Extracted records:
** START **

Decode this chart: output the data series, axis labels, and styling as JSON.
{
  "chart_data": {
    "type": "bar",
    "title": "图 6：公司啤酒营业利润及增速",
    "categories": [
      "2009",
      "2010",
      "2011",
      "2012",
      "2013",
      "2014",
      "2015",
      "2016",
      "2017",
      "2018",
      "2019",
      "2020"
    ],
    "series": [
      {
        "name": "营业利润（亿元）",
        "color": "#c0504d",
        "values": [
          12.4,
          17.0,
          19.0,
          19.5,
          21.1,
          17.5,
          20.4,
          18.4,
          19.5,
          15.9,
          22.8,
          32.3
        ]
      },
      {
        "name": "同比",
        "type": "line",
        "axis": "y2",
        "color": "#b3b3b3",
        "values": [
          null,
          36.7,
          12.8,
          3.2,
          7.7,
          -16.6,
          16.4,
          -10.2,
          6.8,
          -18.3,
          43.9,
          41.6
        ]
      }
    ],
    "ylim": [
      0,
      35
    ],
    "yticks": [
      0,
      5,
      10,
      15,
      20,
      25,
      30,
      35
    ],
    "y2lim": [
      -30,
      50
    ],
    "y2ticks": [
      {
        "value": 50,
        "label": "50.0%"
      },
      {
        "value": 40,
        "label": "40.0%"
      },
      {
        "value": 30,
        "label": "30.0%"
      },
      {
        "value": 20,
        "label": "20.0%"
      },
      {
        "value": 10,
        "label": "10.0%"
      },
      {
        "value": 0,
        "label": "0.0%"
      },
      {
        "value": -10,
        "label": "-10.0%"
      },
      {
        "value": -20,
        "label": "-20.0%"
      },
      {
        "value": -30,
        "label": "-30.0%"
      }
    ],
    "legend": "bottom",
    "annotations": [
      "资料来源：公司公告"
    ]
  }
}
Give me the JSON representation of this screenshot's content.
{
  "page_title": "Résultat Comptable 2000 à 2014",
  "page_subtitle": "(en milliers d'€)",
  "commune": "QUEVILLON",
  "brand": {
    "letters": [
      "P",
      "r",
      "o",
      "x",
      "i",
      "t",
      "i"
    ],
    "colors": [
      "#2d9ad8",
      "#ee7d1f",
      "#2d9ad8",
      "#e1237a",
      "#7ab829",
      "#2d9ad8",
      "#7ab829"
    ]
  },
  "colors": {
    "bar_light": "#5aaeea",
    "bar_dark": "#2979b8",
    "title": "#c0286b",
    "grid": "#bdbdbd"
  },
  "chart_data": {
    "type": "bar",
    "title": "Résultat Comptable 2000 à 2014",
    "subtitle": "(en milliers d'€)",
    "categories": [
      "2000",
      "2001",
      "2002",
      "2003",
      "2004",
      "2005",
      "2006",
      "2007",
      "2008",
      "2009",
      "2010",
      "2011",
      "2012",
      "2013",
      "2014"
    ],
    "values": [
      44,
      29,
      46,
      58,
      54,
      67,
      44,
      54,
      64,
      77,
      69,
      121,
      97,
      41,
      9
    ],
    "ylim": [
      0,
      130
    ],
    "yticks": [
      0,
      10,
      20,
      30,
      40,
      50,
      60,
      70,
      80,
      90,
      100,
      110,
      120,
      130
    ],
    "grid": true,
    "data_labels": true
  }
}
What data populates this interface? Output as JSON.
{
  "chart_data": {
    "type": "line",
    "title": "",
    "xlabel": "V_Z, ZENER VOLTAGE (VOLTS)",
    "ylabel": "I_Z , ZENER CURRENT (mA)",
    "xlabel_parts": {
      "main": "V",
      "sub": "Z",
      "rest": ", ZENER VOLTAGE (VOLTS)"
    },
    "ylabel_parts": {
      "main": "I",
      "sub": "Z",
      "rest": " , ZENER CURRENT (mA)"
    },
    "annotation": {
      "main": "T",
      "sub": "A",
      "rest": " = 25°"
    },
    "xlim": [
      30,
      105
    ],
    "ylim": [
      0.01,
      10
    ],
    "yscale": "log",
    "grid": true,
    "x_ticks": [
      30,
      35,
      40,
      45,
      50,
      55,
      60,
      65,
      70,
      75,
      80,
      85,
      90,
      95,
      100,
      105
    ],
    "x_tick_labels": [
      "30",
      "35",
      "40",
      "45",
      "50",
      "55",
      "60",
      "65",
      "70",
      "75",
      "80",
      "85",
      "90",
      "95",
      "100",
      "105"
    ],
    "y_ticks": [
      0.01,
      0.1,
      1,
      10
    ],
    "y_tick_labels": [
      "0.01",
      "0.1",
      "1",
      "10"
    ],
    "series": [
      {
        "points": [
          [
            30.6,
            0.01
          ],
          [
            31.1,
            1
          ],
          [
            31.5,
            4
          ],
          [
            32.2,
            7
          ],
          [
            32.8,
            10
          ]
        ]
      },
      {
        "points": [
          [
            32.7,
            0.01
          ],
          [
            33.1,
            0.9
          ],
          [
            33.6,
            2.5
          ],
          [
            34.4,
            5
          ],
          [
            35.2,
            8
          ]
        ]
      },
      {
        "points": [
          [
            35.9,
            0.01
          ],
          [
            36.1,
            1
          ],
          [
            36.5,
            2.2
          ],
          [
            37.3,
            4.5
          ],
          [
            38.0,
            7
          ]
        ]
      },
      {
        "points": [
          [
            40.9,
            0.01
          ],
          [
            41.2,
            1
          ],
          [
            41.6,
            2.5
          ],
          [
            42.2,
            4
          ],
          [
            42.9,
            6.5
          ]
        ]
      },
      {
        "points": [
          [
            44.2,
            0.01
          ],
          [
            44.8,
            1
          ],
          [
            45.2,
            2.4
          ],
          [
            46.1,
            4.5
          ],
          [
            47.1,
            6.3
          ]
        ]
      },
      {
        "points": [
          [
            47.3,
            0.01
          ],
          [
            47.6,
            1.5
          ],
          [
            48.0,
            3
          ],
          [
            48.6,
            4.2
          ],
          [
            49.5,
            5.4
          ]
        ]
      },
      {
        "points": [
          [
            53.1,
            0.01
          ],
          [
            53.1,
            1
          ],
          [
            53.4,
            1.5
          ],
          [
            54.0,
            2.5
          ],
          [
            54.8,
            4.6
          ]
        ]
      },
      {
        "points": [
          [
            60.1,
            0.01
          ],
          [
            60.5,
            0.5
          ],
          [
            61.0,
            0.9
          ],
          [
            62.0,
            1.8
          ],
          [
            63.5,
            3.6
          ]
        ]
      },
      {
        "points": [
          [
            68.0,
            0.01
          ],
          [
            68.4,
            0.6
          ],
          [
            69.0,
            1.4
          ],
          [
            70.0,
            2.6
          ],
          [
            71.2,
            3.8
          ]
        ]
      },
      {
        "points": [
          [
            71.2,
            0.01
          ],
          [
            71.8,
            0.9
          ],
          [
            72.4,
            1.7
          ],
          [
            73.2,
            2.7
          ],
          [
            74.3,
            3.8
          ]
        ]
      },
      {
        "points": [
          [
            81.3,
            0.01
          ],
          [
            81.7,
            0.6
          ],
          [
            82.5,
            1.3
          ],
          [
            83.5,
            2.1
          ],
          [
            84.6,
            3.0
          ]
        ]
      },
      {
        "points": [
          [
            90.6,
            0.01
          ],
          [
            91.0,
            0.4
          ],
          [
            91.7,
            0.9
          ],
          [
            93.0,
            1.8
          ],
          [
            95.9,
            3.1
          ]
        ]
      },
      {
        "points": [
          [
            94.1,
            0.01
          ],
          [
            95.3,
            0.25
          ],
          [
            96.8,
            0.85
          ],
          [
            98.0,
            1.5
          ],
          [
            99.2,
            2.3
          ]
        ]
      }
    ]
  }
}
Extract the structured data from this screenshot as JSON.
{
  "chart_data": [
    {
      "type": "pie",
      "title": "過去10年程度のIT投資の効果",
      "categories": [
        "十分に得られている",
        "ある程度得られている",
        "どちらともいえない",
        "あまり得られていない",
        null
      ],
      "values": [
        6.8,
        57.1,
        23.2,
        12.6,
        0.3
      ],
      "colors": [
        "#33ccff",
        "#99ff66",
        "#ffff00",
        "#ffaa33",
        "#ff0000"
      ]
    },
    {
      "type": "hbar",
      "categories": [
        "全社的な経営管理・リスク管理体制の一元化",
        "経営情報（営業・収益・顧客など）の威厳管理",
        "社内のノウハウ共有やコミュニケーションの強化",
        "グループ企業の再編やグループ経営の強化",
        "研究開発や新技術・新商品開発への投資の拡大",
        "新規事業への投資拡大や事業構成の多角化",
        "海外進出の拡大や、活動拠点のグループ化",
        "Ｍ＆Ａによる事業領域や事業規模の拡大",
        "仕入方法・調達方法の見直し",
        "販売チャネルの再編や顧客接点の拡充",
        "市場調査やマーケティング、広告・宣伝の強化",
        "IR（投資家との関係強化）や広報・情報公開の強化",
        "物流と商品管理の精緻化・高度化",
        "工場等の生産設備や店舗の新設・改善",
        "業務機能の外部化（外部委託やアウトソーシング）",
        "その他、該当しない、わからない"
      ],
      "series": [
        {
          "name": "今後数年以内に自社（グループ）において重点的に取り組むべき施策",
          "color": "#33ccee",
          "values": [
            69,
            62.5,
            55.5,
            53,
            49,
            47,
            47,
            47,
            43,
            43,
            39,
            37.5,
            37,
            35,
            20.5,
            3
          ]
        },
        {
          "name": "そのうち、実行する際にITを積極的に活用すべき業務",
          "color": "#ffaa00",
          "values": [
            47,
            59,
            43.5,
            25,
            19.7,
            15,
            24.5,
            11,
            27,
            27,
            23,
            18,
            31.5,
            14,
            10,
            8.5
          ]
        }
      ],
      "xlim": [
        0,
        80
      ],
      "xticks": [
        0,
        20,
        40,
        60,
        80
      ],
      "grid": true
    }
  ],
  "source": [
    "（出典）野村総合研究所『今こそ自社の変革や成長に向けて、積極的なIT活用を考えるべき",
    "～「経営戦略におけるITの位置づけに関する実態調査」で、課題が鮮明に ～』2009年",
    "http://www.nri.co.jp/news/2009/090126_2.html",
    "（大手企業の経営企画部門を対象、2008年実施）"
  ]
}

** END **

In the listing, how many lines hold "screenshot"? Answer with a bare number.

* **Result of this exercise**
2